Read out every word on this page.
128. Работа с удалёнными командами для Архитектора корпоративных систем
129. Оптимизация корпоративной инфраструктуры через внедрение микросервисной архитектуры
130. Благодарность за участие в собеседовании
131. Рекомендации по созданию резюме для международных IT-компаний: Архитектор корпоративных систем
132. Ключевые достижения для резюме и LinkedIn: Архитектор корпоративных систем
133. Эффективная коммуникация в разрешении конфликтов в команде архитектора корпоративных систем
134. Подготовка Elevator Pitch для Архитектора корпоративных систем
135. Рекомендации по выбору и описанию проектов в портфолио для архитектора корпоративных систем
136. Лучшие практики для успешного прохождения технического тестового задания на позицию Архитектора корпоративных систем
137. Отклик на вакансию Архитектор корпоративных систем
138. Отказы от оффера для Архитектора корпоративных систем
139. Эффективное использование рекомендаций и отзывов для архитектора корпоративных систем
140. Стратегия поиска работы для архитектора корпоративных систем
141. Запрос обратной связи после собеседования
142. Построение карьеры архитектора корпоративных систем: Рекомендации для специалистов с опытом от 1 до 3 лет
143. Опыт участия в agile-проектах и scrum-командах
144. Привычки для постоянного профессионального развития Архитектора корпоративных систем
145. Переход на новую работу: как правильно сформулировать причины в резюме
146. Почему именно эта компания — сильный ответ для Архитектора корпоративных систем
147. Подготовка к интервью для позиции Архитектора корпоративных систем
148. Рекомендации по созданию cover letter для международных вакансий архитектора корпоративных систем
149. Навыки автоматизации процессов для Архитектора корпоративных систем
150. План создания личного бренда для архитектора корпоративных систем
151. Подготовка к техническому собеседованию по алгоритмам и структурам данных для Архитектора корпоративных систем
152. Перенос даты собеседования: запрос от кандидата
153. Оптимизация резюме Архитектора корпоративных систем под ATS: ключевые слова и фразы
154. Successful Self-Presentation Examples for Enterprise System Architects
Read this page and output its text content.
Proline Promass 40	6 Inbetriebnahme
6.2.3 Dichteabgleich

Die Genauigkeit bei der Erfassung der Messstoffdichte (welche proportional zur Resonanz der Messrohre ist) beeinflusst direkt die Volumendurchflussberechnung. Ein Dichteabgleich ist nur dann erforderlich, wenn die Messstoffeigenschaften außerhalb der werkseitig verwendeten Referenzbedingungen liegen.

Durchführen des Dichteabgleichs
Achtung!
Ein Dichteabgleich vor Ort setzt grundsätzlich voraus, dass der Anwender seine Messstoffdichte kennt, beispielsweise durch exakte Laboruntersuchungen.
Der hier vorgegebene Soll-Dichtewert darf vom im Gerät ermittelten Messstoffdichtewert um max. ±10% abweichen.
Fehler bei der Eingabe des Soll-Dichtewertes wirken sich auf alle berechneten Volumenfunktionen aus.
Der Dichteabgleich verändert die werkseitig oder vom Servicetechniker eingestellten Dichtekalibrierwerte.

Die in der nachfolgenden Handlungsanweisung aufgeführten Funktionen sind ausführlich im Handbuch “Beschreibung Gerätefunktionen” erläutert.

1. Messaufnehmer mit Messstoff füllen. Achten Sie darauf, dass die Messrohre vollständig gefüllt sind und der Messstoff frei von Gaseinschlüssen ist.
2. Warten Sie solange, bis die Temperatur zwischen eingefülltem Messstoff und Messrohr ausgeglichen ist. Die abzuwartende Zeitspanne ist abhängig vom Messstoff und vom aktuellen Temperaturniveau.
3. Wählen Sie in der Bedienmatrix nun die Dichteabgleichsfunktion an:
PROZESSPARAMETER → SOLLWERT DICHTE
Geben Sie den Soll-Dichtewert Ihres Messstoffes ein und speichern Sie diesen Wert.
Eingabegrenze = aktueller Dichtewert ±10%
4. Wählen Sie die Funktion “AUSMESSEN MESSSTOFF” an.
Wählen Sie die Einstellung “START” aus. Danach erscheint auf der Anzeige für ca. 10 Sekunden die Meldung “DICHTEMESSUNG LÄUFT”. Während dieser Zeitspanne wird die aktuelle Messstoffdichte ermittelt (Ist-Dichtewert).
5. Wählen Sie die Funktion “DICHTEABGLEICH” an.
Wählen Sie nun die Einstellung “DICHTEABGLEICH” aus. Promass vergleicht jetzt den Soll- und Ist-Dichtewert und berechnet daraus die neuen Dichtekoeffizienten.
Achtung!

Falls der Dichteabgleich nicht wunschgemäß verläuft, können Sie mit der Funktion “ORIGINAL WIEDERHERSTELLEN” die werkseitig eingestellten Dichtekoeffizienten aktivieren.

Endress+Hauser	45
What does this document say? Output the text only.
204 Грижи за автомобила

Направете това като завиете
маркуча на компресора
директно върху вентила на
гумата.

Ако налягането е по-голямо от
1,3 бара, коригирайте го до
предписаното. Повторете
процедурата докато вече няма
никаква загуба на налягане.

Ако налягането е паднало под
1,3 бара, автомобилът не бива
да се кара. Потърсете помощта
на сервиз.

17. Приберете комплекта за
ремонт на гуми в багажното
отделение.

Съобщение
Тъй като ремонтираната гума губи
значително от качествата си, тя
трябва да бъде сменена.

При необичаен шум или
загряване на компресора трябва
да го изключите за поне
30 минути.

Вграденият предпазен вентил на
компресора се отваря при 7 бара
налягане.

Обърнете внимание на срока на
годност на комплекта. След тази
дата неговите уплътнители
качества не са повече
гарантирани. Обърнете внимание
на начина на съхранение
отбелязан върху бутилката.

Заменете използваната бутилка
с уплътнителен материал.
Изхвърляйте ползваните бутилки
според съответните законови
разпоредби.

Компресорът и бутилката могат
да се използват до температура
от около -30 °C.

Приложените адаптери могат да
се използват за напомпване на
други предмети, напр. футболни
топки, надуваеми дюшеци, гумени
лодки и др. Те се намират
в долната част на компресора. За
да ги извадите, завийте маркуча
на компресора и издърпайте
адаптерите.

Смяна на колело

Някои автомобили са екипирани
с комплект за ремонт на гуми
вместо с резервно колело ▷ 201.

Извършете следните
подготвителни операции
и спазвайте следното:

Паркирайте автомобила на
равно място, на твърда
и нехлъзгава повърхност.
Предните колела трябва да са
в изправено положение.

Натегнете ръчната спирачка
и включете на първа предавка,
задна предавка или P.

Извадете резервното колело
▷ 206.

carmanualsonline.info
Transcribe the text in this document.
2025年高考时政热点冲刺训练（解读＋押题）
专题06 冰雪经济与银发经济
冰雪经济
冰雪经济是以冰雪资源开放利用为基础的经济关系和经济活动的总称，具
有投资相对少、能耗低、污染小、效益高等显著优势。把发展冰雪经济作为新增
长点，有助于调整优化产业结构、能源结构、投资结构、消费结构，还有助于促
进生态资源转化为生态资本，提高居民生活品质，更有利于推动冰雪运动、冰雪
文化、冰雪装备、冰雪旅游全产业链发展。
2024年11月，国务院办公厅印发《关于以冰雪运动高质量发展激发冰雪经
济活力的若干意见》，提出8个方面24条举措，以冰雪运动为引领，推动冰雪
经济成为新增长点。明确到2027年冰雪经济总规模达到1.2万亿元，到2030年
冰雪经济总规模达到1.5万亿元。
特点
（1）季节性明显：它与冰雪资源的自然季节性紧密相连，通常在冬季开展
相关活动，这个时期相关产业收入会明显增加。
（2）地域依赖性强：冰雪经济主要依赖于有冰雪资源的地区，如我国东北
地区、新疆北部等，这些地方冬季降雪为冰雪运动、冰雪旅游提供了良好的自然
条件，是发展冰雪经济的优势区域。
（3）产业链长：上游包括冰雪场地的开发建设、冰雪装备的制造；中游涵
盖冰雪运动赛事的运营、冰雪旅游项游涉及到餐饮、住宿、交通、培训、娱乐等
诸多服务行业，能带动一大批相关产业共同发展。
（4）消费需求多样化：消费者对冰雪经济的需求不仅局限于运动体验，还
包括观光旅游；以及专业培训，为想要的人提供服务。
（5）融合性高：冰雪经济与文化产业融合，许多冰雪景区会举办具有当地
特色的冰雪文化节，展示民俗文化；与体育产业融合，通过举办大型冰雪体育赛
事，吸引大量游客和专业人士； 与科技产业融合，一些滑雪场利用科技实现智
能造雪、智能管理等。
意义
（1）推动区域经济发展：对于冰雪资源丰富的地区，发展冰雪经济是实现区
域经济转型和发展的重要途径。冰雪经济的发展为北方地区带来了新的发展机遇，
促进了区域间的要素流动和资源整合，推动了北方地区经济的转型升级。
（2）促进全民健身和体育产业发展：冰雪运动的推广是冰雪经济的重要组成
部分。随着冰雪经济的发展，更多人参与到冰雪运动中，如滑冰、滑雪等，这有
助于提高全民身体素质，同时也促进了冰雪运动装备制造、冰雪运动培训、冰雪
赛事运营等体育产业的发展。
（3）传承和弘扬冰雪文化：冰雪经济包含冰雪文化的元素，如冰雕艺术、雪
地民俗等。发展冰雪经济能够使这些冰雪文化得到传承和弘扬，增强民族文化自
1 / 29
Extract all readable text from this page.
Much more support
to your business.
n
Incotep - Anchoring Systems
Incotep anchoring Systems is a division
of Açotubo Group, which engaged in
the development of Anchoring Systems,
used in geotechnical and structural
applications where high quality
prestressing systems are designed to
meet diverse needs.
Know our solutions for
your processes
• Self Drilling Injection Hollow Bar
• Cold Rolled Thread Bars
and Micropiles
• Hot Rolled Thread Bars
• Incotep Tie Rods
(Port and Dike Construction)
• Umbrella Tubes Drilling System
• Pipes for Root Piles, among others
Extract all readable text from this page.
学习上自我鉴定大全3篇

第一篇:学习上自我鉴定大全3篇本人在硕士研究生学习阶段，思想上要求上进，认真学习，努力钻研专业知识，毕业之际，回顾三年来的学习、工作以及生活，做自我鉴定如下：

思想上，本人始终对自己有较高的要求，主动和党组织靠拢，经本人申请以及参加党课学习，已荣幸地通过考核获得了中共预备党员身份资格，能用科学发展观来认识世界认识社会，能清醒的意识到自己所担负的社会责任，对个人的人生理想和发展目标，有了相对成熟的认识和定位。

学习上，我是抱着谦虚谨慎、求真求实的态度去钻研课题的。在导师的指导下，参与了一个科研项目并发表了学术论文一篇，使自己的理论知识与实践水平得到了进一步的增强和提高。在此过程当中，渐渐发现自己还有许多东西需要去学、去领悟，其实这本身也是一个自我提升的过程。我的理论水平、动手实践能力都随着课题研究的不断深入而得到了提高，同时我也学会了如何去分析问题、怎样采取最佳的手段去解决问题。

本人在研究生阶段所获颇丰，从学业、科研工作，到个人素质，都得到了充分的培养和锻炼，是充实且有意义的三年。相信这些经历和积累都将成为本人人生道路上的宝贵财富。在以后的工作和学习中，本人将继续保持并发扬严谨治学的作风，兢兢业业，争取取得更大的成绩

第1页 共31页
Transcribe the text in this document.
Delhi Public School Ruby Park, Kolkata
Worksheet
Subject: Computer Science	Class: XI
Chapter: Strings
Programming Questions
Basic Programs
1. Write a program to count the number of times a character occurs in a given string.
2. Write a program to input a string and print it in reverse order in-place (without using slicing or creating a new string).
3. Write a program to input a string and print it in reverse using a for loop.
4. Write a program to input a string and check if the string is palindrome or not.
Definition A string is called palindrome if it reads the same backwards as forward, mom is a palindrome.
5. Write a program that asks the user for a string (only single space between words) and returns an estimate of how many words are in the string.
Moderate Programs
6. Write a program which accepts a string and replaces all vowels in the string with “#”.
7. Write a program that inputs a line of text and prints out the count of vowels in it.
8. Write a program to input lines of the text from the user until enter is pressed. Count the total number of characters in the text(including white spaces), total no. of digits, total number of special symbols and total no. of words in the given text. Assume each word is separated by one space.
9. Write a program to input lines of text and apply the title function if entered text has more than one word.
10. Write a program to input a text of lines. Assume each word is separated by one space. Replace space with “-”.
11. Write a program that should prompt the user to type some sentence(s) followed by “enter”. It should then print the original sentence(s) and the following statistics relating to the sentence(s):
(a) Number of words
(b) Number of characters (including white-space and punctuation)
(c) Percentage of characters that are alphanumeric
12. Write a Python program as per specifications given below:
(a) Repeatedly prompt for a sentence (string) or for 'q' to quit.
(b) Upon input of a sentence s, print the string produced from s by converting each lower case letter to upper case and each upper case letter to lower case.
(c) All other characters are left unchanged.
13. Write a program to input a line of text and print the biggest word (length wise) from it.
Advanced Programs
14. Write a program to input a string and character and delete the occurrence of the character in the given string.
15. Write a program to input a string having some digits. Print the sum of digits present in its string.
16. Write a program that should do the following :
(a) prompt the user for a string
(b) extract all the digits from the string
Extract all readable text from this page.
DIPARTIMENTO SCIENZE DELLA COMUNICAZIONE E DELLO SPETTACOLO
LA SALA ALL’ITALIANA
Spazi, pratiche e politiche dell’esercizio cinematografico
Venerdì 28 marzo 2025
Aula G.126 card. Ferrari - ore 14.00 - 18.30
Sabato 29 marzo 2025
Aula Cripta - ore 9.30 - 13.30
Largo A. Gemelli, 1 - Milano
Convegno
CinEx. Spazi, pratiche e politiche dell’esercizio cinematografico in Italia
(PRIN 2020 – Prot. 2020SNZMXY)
══════
YOUR INSTRUCTIONS: Pull out every line of the records that includes the string "Оптимизация".

WRITTEN RESPONSE:
129. Оптимизация корпоративной инфраструктуры через внедрение микросервисной архитектуры
153. Оптимизация резюме Архитектора корпоративных систем под ATS: ключевые слова и фразы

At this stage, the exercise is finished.